(Directions for this task)
Your task is to transcribe all the entries exactly, excluding pictures.

(Dataset entries)

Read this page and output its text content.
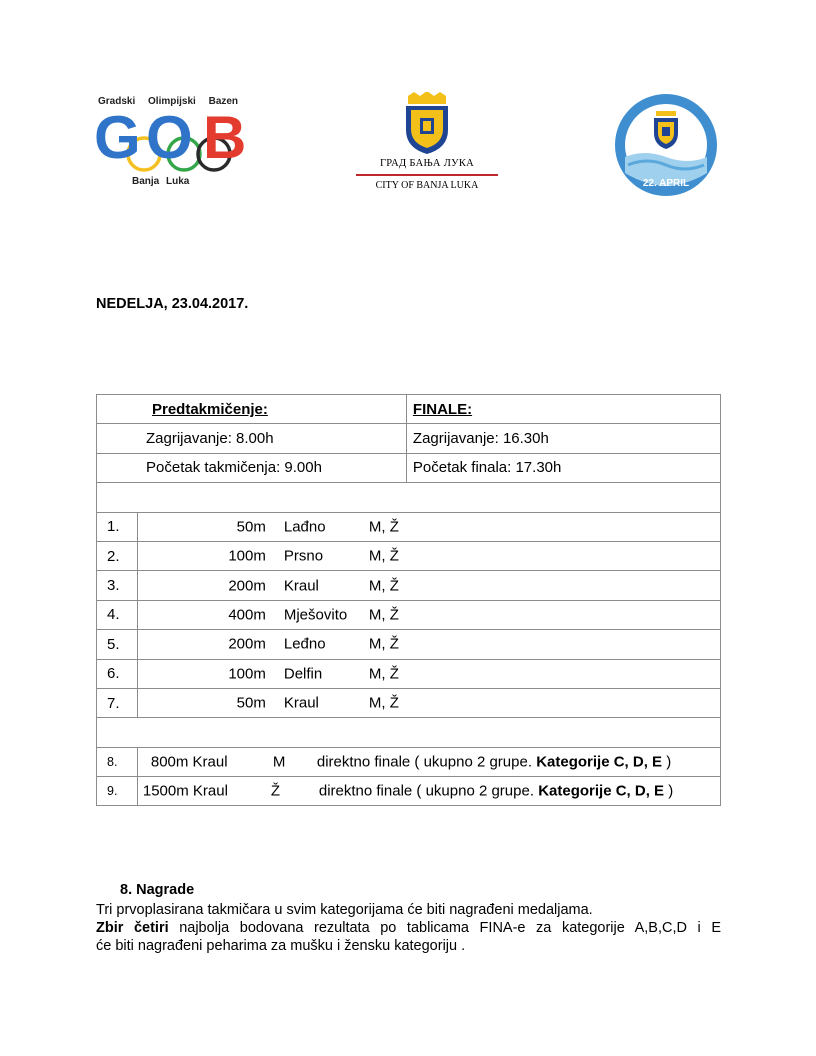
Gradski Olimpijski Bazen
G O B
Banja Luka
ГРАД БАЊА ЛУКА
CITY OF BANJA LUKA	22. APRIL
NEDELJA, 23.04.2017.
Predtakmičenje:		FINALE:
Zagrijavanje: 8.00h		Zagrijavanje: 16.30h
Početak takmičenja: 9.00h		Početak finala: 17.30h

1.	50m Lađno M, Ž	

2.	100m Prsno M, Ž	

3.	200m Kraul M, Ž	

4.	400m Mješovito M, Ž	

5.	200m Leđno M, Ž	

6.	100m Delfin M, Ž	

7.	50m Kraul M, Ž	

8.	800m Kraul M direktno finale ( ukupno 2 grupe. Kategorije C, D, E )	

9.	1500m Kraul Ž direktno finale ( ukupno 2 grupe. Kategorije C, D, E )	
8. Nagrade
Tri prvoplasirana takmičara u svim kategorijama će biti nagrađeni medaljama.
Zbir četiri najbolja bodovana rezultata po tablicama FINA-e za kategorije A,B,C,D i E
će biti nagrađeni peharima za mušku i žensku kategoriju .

(Task result)
Read this page and output its text content.
Gradski Olimpijski Bazen
G O B
Banja Luka
ГРАД БАЊА ЛУКА
CITY OF BANJA LUKA	22. APRIL
NEDELJA, 23.04.2017.
Predtakmičenje:		FINALE:
Zagrijavanje: 8.00h		Zagrijavanje: 16.30h
Početak takmičenja: 9.00h		Početak finala: 17.30h

1.	50m Lađno M, Ž	

2.	100m Prsno M, Ž	

3.	200m Kraul M, Ž	

4.	400m Mješovito M, Ž	

5.	200m Leđno M, Ž	

6.	100m Delfin M, Ž	

7.	50m Kraul M, Ž	

8.	800m Kraul M direktno finale ( ukupno 2 grupe. Kategorije C, D, E )	

9.	1500m Kraul Ž direktno finale ( ukupno 2 grupe. Kategorije C, D, E )	
8. Nagrade
Tri prvoplasirana takmičara u svim kategorijama će biti nagrađeni medaljama.
Zbir četiri najbolja bodovana rezultata po tablicama FINA-e za kategorije A,B,C,D i E
će biti nagrađeni peharima za mušku i žensku kategoriju .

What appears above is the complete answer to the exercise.